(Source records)
_ _ _ _ _ _ _
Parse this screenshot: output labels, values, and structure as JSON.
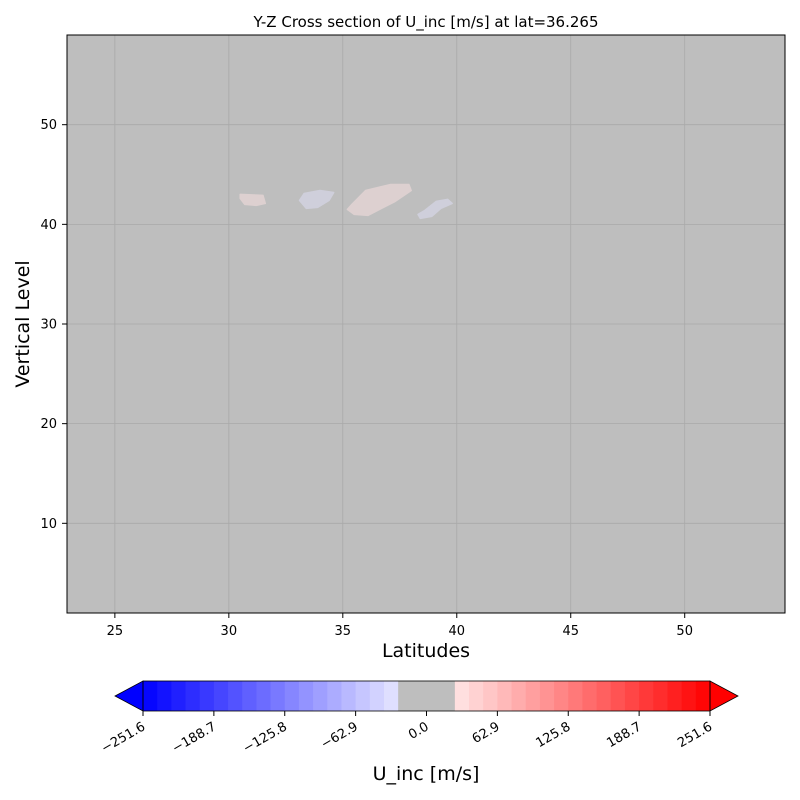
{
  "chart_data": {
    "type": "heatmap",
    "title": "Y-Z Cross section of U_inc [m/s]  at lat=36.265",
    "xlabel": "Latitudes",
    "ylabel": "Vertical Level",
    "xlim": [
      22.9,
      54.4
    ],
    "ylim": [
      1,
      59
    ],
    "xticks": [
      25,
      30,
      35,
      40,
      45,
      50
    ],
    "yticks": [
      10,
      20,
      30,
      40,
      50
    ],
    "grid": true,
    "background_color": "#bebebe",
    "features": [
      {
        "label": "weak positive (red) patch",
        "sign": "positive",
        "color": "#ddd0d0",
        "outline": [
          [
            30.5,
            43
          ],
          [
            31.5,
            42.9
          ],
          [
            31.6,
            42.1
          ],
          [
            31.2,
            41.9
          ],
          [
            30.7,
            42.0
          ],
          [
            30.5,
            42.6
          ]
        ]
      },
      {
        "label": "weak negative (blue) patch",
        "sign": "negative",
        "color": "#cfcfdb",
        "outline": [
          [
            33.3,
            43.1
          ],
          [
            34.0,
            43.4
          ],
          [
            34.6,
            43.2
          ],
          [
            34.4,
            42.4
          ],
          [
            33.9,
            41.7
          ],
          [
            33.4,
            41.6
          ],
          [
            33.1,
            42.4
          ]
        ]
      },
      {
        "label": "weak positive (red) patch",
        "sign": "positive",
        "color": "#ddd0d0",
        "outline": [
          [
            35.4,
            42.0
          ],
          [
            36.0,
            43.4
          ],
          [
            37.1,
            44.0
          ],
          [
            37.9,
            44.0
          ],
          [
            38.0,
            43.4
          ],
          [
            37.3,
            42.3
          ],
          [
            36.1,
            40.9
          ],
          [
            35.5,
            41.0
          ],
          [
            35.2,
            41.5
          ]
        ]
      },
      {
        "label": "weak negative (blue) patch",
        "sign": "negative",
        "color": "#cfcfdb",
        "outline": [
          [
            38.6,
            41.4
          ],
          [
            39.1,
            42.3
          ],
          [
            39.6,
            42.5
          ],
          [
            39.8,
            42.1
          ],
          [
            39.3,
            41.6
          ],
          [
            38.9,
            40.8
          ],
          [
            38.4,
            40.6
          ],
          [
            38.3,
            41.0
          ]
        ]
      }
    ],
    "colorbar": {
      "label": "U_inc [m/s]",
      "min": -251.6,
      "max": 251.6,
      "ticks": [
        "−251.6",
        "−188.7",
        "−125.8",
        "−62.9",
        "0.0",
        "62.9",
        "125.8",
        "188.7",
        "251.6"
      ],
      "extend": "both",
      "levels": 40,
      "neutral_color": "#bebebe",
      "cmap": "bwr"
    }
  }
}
_ _ _ _ _ _ _
Stated problem:
Transcribe the full listing character for character. Pictures are excluded.

Answer to the exercise:
Parse this screenshot: output labels, values, and structure as JSON.
{
  "chart_data": {
    "type": "heatmap",
    "title": "Y-Z Cross section of U_inc [m/s]  at lat=36.265",
    "xlabel": "Latitudes",
    "ylabel": "Vertical Level",
    "xlim": [
      22.9,
      54.4
    ],
    "ylim": [
      1,
      59
    ],
    "xticks": [
      25,
      30,
      35,
      40,
      45,
      50
    ],
    "yticks": [
      10,
      20,
      30,
      40,
      50
    ],
    "grid": true,
    "background_color": "#bebebe",
    "features": [
      {
        "label": "weak positive (red) patch",
        "sign": "positive",
        "color": "#ddd0d0",
        "outline": [
          [
            30.5,
            43
          ],
          [
            31.5,
            42.9
          ],
          [
            31.6,
            42.1
          ],
          [
            31.2,
            41.9
          ],
          [
            30.7,
            42.0
          ],
          [
            30.5,
            42.6
          ]
        ]
      },
      {
        "label": "weak negative (blue) patch",
        "sign": "negative",
        "color": "#cfcfdb",
        "outline": [
          [
            33.3,
            43.1
          ],
          [
            34.0,
            43.4
          ],
          [
            34.6,
            43.2
          ],
          [
            34.4,
            42.4
          ],
          [
            33.9,
            41.7
          ],
          [
            33.4,
            41.6
          ],
          [
            33.1,
            42.4
          ]
        ]
      },
      {
        "label": "weak positive (red) patch",
        "sign": "positive",
        "color": "#ddd0d0",
        "outline": [
          [
            35.4,
            42.0
          ],
          [
            36.0,
            43.4
          ],
          [
            37.1,
            44.0
          ],
          [
            37.9,
            44.0
          ],
          [
            38.0,
            43.4
          ],
          [
            37.3,
            42.3
          ],
          [
            36.1,
            40.9
          ],
          [
            35.5,
            41.0
          ],
          [
            35.2,
            41.5
          ]
        ]
      },
      {
        "label": "weak negative (blue) patch",
        "sign": "negative",
        "color": "#cfcfdb",
        "outline": [
          [
            38.6,
            41.4
          ],
          [
            39.1,
            42.3
          ],
          [
            39.6,
            42.5
          ],
          [
            39.8,
            42.1
          ],
          [
            39.3,
            41.6
          ],
          [
            38.9,
            40.8
          ],
          [
            38.4,
            40.6
          ],
          [
            38.3,
            41.0
          ]
        ]
      }
    ],
    "colorbar": {
      "label": "U_inc [m/s]",
      "min": -251.6,
      "max": 251.6,
      "ticks": [
        "−251.6",
        "−188.7",
        "−125.8",
        "−62.9",
        "0.0",
        "62.9",
        "125.8",
        "188.7",
        "251.6"
      ],
      "extend": "both",
      "levels": 40,
      "neutral_color": "#bebebe",
      "cmap": "bwr"
    }
  }
}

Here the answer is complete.